* WORK TO DO:
In the entries below, how many lines hold the string "VOLUMEN"? Give only the number.

Rows from a figure dataset:
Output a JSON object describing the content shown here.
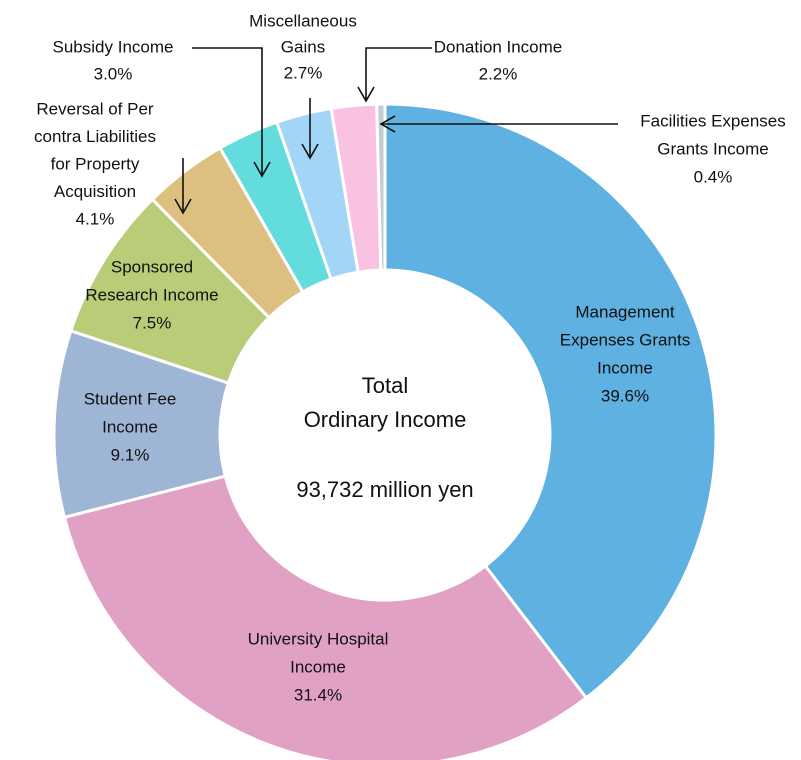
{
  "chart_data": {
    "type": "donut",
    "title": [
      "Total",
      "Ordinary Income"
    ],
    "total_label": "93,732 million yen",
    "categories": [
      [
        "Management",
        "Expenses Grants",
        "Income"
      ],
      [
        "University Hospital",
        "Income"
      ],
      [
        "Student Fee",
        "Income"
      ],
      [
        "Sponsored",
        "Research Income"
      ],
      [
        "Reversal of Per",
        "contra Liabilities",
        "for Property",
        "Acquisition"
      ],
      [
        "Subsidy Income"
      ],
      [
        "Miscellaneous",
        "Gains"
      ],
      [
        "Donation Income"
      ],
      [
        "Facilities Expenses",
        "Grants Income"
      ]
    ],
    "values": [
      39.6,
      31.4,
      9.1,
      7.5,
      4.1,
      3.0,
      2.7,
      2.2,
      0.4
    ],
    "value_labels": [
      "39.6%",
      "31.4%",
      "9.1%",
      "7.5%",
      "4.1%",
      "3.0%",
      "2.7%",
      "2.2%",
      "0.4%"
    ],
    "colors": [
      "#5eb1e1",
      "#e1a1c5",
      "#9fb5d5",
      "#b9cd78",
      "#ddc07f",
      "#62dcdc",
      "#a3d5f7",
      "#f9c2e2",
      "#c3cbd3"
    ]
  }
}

--

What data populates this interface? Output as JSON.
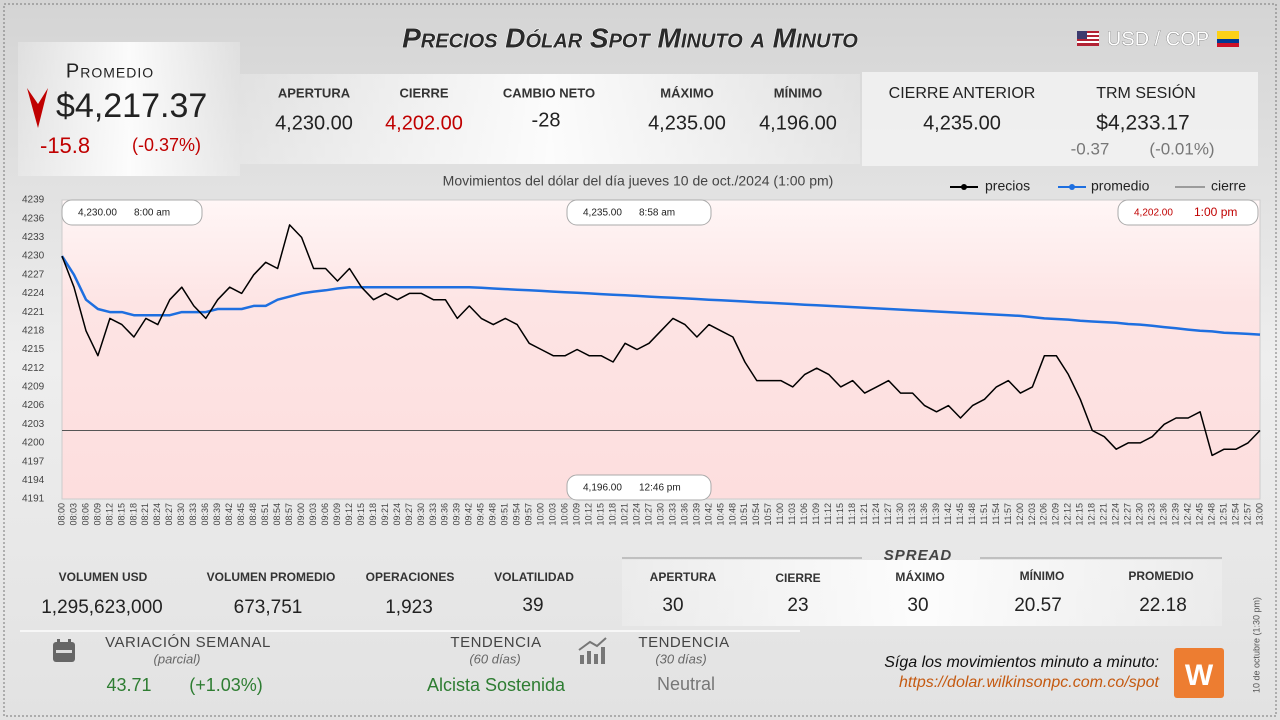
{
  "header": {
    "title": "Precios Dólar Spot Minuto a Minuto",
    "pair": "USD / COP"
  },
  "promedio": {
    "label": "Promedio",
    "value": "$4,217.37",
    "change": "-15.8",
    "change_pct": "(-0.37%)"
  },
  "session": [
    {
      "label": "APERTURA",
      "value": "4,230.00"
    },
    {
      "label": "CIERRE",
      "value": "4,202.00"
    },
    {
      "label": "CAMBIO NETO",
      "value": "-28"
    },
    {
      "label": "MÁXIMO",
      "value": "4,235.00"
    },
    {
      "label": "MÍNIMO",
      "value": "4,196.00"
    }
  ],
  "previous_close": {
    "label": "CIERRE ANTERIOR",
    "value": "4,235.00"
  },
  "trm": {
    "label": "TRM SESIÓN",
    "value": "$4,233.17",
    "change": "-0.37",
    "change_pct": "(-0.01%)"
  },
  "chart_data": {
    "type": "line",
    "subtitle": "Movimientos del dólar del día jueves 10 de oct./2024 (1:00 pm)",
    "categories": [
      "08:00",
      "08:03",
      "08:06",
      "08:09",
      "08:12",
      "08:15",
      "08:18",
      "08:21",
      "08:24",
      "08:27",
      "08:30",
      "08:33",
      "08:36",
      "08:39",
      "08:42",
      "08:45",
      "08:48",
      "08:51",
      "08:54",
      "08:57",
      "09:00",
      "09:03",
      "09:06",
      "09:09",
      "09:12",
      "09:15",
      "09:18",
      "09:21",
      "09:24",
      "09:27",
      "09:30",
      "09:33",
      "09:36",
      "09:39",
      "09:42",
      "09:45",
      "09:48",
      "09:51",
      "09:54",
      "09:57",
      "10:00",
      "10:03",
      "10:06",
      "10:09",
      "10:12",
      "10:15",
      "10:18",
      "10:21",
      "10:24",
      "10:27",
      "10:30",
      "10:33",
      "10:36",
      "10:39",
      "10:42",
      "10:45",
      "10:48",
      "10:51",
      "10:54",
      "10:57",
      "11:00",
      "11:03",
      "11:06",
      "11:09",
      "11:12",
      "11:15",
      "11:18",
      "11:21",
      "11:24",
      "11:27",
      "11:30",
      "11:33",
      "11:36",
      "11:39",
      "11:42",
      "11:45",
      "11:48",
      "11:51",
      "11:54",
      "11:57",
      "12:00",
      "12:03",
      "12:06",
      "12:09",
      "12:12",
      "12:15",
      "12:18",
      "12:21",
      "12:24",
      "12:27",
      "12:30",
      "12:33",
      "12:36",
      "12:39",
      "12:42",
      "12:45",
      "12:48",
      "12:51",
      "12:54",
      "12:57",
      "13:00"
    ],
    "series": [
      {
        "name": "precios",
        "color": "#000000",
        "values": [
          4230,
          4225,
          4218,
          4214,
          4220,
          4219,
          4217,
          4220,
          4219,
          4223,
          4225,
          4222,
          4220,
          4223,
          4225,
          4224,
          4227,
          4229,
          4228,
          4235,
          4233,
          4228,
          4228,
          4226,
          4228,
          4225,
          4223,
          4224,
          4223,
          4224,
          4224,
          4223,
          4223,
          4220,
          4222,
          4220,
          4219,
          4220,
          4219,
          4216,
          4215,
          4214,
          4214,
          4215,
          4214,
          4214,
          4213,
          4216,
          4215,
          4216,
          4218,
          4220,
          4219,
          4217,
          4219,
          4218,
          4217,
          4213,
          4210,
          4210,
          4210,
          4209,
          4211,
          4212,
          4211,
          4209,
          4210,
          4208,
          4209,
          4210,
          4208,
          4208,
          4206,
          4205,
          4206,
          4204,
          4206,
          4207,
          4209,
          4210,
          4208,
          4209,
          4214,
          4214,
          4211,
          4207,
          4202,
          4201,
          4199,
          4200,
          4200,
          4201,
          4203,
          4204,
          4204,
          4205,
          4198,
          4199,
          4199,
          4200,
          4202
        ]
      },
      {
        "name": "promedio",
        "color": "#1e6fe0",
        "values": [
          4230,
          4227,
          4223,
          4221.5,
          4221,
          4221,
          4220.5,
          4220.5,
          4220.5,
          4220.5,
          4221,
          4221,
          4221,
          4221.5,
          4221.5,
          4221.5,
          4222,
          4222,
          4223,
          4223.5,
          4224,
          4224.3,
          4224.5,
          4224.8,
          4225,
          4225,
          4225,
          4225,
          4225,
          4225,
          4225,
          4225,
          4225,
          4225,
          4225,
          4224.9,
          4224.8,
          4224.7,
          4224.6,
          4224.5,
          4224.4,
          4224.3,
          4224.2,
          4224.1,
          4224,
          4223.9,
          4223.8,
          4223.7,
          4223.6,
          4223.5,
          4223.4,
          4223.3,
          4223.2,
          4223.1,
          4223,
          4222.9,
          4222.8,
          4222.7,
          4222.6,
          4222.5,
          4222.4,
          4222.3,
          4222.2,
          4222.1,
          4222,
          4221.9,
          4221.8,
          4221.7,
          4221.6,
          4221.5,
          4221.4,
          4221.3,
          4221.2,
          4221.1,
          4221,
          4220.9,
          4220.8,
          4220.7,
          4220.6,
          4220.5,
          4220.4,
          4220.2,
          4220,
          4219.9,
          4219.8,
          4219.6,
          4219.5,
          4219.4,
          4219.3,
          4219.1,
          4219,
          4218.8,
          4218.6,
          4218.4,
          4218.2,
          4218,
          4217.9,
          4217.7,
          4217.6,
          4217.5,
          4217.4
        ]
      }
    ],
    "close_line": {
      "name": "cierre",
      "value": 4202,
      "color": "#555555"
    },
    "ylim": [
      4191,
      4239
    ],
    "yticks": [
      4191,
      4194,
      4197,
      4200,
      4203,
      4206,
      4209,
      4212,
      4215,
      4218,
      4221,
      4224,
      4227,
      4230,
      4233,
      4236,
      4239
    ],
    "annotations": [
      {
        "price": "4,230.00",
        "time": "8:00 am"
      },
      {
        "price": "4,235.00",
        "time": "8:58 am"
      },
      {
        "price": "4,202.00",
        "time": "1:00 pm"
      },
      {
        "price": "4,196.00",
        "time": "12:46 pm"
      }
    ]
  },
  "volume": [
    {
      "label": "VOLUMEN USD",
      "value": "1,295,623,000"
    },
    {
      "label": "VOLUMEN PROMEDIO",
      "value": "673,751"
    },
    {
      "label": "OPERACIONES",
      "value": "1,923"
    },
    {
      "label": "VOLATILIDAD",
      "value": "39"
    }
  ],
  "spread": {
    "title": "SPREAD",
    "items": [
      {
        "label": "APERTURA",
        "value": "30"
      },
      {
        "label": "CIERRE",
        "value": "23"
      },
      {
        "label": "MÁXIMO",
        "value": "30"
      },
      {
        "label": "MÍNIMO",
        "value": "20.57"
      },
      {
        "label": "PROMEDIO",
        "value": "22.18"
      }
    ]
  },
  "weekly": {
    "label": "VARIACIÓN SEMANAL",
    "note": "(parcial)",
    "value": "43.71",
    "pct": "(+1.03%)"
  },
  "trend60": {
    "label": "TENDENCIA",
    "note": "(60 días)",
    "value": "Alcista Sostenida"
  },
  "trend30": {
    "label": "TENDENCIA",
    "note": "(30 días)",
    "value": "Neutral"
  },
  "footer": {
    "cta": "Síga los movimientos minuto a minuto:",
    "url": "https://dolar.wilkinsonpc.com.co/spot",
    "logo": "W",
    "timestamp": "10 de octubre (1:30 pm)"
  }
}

---

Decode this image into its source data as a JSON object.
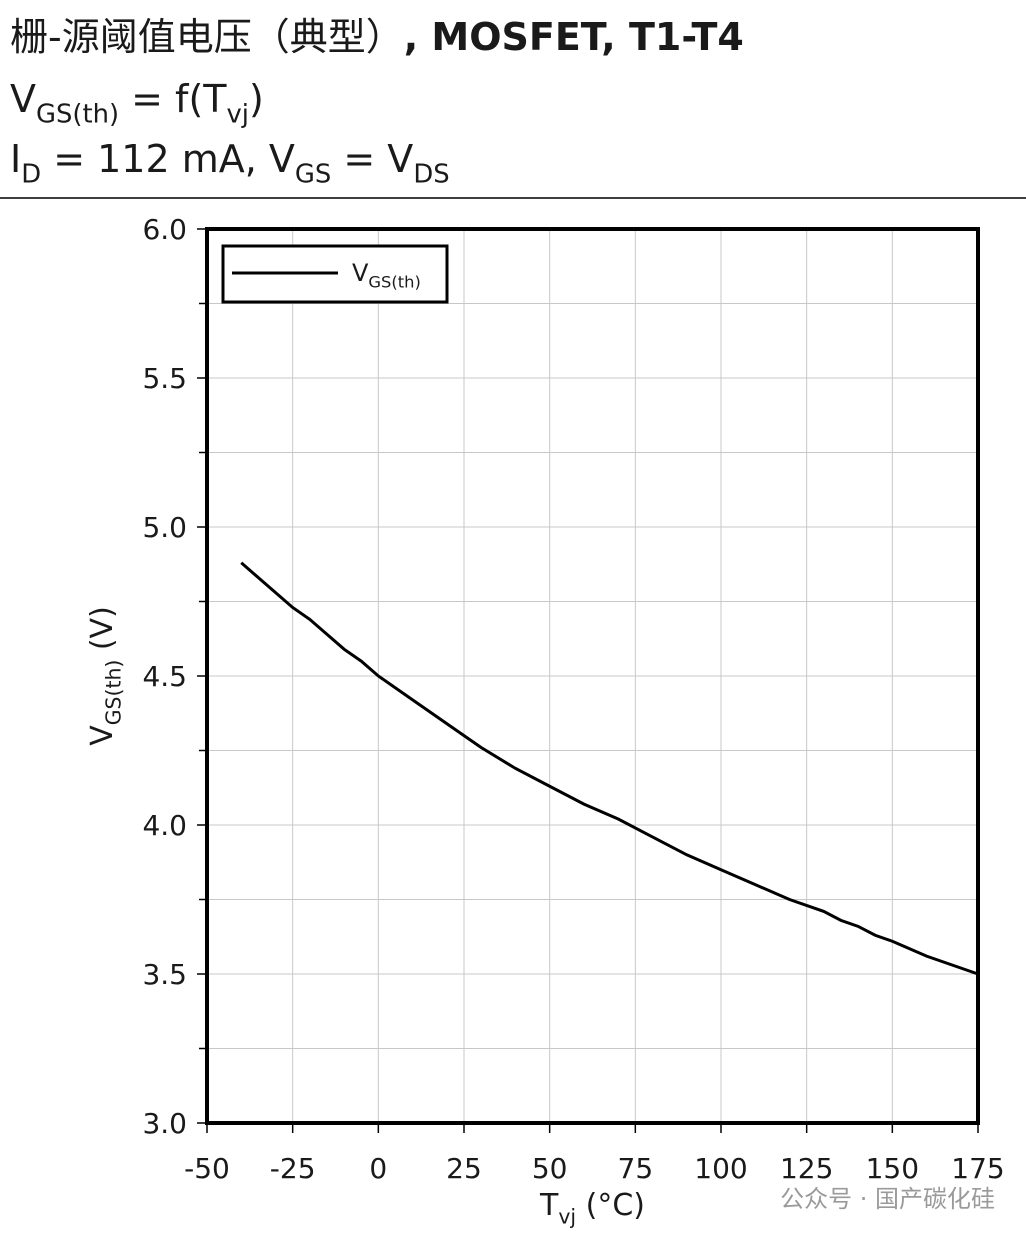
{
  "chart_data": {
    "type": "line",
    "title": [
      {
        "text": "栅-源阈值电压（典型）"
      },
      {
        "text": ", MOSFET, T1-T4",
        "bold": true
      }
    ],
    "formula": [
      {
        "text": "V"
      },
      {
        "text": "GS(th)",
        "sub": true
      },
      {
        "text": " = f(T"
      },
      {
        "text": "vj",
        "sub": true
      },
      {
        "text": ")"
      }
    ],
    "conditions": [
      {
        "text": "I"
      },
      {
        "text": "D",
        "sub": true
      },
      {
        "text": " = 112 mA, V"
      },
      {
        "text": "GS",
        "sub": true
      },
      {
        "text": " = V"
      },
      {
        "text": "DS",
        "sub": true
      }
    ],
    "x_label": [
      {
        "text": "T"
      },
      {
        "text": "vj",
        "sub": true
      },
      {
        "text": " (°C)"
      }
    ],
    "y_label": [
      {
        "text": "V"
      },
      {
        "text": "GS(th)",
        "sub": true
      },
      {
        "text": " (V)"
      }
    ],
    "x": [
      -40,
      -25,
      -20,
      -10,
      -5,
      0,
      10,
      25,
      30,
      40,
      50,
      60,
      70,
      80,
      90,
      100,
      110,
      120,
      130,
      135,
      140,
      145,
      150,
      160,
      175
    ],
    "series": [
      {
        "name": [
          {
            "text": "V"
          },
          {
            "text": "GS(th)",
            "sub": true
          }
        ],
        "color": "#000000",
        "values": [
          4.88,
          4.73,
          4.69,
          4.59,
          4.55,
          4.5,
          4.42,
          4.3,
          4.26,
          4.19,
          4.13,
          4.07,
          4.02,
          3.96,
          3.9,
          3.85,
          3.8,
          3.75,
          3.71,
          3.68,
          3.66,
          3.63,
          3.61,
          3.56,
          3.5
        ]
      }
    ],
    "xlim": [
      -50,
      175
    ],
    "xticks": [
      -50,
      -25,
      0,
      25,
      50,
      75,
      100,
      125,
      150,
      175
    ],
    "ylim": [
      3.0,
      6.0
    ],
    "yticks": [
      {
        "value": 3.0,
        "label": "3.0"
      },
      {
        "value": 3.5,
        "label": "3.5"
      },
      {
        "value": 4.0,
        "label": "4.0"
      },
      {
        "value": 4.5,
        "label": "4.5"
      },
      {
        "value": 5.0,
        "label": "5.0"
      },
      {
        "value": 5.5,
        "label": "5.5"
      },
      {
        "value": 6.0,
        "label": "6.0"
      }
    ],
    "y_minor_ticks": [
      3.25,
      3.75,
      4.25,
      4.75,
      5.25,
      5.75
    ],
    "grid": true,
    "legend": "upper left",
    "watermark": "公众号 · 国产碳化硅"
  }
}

* PROBLEM SOLUTION:
2